▶ **GOAL**: State how many lines in these records contain the word "Joined", and nothing else.

• • •

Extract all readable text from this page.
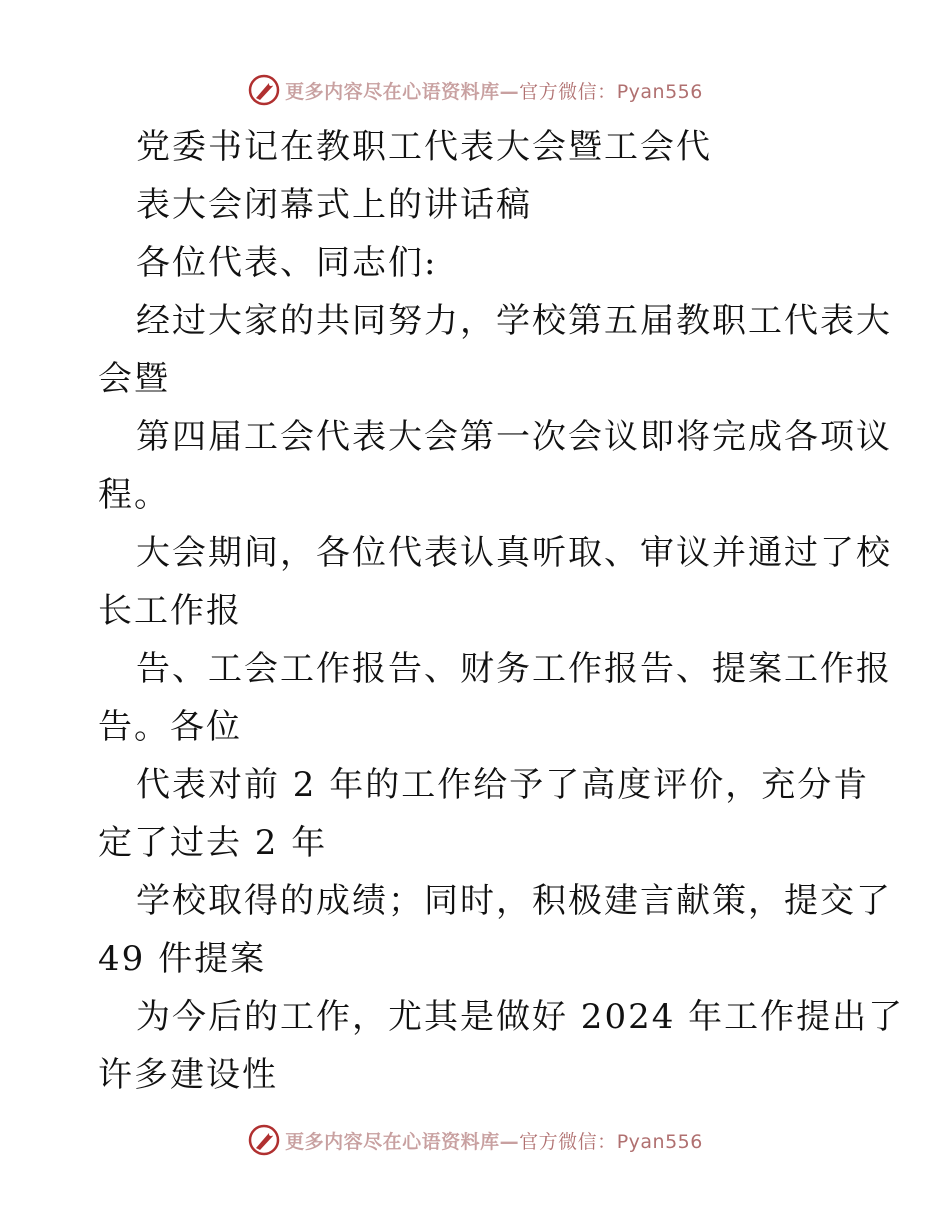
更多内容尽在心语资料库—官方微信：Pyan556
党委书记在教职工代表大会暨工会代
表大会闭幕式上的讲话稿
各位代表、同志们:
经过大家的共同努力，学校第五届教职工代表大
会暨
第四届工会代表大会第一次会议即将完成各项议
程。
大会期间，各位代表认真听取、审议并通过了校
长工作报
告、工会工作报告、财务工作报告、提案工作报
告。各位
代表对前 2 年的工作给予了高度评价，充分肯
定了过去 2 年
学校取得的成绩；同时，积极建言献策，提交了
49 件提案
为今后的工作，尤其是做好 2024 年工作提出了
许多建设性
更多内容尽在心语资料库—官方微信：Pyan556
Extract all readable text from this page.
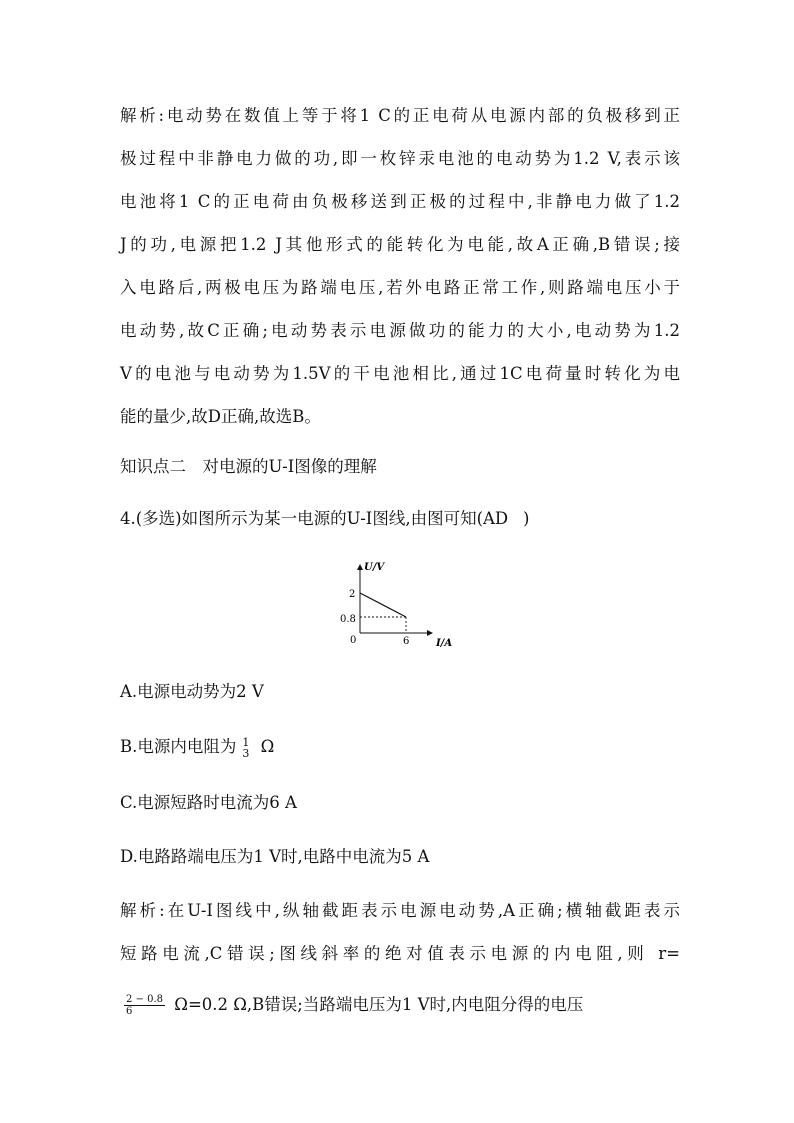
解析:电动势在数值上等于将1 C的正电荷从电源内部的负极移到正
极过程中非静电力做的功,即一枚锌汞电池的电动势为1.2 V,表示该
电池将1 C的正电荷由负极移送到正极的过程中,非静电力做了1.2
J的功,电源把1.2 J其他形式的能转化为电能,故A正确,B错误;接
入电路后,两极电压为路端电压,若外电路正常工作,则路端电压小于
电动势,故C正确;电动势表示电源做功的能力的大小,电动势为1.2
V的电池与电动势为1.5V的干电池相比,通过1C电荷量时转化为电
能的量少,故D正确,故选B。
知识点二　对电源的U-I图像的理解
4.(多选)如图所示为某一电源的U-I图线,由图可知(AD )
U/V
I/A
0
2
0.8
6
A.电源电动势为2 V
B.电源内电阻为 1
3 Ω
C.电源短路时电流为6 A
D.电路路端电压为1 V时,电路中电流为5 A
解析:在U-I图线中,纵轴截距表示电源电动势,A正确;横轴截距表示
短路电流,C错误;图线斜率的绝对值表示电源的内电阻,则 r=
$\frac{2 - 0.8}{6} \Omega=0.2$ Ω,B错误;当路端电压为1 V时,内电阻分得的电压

• • •

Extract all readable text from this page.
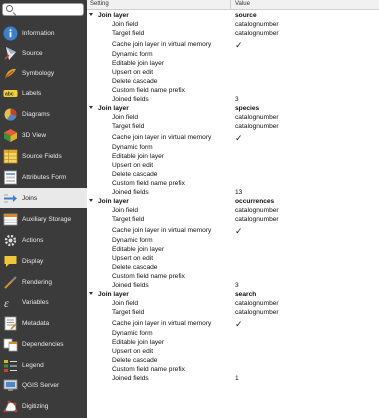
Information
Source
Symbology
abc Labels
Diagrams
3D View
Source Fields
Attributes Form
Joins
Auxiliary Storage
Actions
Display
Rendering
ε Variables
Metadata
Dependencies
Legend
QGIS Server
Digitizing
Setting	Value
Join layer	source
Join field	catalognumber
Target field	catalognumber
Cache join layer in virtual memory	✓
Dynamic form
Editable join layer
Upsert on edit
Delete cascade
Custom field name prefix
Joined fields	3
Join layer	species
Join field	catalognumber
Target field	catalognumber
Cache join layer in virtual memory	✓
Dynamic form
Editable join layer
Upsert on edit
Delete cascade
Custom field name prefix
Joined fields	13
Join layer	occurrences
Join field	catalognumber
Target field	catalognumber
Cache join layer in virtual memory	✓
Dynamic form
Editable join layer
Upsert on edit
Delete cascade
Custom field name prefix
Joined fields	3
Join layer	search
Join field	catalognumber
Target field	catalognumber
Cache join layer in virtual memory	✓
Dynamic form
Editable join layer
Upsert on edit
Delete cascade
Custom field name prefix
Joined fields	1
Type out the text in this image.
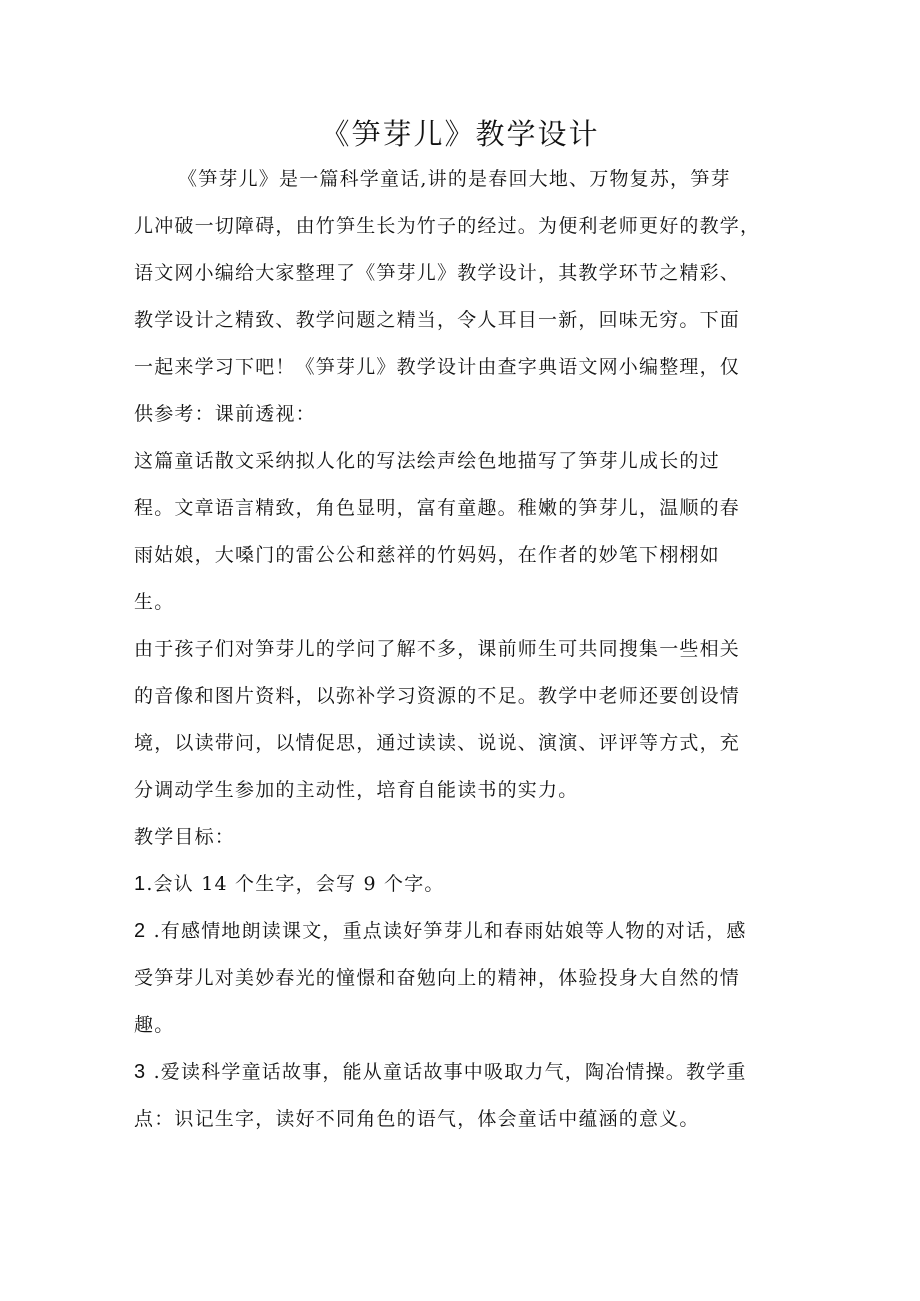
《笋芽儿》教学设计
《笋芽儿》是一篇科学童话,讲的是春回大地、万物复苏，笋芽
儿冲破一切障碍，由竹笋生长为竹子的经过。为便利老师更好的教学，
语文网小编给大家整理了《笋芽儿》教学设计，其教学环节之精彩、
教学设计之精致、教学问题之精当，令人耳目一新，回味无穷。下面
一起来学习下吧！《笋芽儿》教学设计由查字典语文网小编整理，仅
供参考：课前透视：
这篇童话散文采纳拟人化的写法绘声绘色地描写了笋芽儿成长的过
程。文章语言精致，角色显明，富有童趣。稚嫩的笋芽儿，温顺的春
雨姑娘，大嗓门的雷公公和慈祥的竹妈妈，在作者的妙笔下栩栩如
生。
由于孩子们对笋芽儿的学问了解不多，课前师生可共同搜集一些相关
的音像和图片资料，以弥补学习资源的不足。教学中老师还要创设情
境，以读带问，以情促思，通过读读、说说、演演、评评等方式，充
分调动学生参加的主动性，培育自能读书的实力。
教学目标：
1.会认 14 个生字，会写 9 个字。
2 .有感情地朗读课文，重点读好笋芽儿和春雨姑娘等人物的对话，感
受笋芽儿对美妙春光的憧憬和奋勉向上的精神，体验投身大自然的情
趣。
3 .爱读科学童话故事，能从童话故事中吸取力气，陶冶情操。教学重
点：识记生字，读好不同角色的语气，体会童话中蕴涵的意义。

• • •

▶ **TASK RESULT**: 4